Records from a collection
============================================================

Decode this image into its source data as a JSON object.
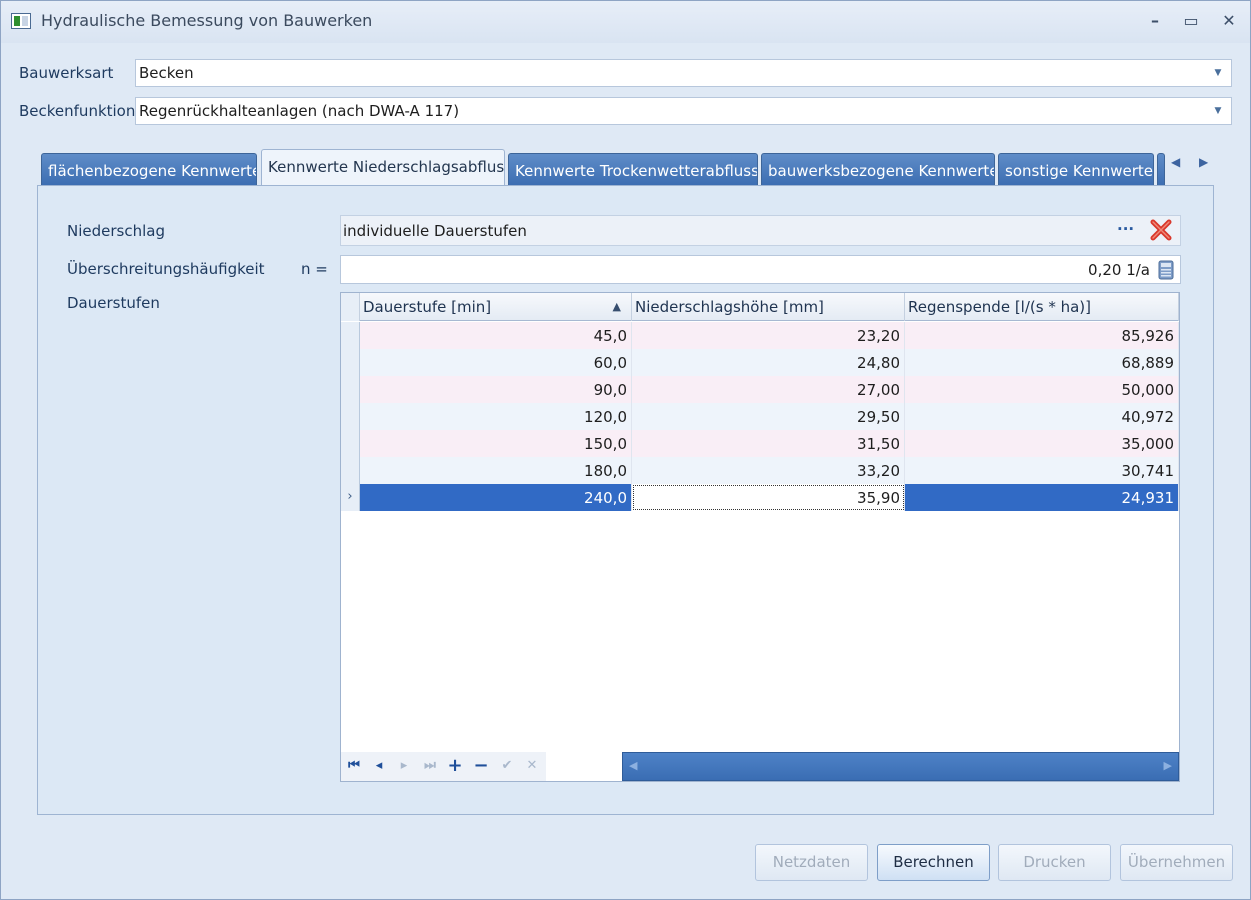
{
  "window": {
    "title": "Hydraulische Bemessung von Bauwerken",
    "controls": {
      "minimize": "–",
      "maximize": "▭",
      "close": "✕"
    }
  },
  "form": {
    "bauwerksart_label": "Bauwerksart",
    "bauwerksart_value": "Becken",
    "beckenfunktion_label": "Beckenfunktion",
    "beckenfunktion_value": "Regenrückhalteanlagen (nach DWA-A 117)"
  },
  "tabs": [
    {
      "label": "flächenbezogene Kennwerte",
      "active": false
    },
    {
      "label": "Kennwerte Niederschlagsabfluss",
      "active": true
    },
    {
      "label": "Kennwerte Trockenwetterabfluss",
      "active": false
    },
    {
      "label": "bauwerksbezogene Kennwerte",
      "active": false
    },
    {
      "label": "sonstige Kennwerte",
      "active": false
    }
  ],
  "tab_nav": {
    "prev": "◀",
    "next": "▶"
  },
  "panel": {
    "niederschlag_label": "Niederschlag",
    "niederschlag_value": "individuelle Dauerstufen",
    "ellipsis": "···",
    "ueberschreitung_label": "Überschreitungshäufigkeit",
    "n_label": "n =",
    "ueberschreitung_value": "0,20 1/a",
    "dauerstufen_label": "Dauerstufen"
  },
  "grid": {
    "columns": [
      "Dauerstufe [min]",
      "Niederschlagshöhe [mm]",
      "Regenspende  [l/(s * ha)]"
    ],
    "sort_indicator": "▲",
    "current_row_marker": "›",
    "rows": [
      [
        "45,0",
        "23,20",
        "85,926"
      ],
      [
        "60,0",
        "24,80",
        "68,889"
      ],
      [
        "90,0",
        "27,00",
        "50,000"
      ],
      [
        "120,0",
        "29,50",
        "40,972"
      ],
      [
        "150,0",
        "31,50",
        "35,000"
      ],
      [
        "180,0",
        "33,20",
        "30,741"
      ],
      [
        "240,0",
        "35,90",
        "24,931"
      ]
    ],
    "selected_row": 6,
    "navigator": {
      "first": "⏮",
      "prev": "◂",
      "next": "▸",
      "last": "⏭",
      "add": "+",
      "remove": "−",
      "apply": "✔",
      "cancel": "✕"
    }
  },
  "buttons": {
    "netzdaten": "Netzdaten",
    "berechnen": "Berechnen",
    "drucken": "Drucken",
    "uebernehmen": "Übernehmen"
  },
  "colors": {
    "tab_blue": "#3b6db1",
    "selection": "#316ac5",
    "delete_red": "#d9372b"
  }
}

============================================================

### EXERCISE PROMPT
Please set down each line of the data above exactly as written, without the pictures.

### EXERCISE SOLUTION
Decode this image into its source data as a JSON object.
{
  "window": {
    "title": "Hydraulische Bemessung von Bauwerken",
    "controls": {
      "minimize": "–",
      "maximize": "▭",
      "close": "✕"
    }
  },
  "form": {
    "bauwerksart_label": "Bauwerksart",
    "bauwerksart_value": "Becken",
    "beckenfunktion_label": "Beckenfunktion",
    "beckenfunktion_value": "Regenrückhalteanlagen (nach DWA-A 117)"
  },
  "tabs": [
    {
      "label": "flächenbezogene Kennwerte",
      "active": false
    },
    {
      "label": "Kennwerte Niederschlagsabfluss",
      "active": true
    },
    {
      "label": "Kennwerte Trockenwetterabfluss",
      "active": false
    },
    {
      "label": "bauwerksbezogene Kennwerte",
      "active": false
    },
    {
      "label": "sonstige Kennwerte",
      "active": false
    }
  ],
  "tab_nav": {
    "prev": "◀",
    "next": "▶"
  },
  "panel": {
    "niederschlag_label": "Niederschlag",
    "niederschlag_value": "individuelle Dauerstufen",
    "ellipsis": "···",
    "ueberschreitung_label": "Überschreitungshäufigkeit",
    "n_label": "n =",
    "ueberschreitung_value": "0,20 1/a",
    "dauerstufen_label": "Dauerstufen"
  },
  "grid": {
    "columns": [
      "Dauerstufe [min]",
      "Niederschlagshöhe [mm]",
      "Regenspende  [l/(s * ha)]"
    ],
    "sort_indicator": "▲",
    "current_row_marker": "›",
    "rows": [
      [
        "45,0",
        "23,20",
        "85,926"
      ],
      [
        "60,0",
        "24,80",
        "68,889"
      ],
      [
        "90,0",
        "27,00",
        "50,000"
      ],
      [
        "120,0",
        "29,50",
        "40,972"
      ],
      [
        "150,0",
        "31,50",
        "35,000"
      ],
      [
        "180,0",
        "33,20",
        "30,741"
      ],
      [
        "240,0",
        "35,90",
        "24,931"
      ]
    ],
    "selected_row": 6,
    "navigator": {
      "first": "⏮",
      "prev": "◂",
      "next": "▸",
      "last": "⏭",
      "add": "+",
      "remove": "−",
      "apply": "✔",
      "cancel": "✕"
    }
  },
  "buttons": {
    "netzdaten": "Netzdaten",
    "berechnen": "Berechnen",
    "drucken": "Drucken",
    "uebernehmen": "Übernehmen"
  },
  "colors": {
    "tab_blue": "#3b6db1",
    "selection": "#316ac5",
    "delete_red": "#d9372b"
  }
}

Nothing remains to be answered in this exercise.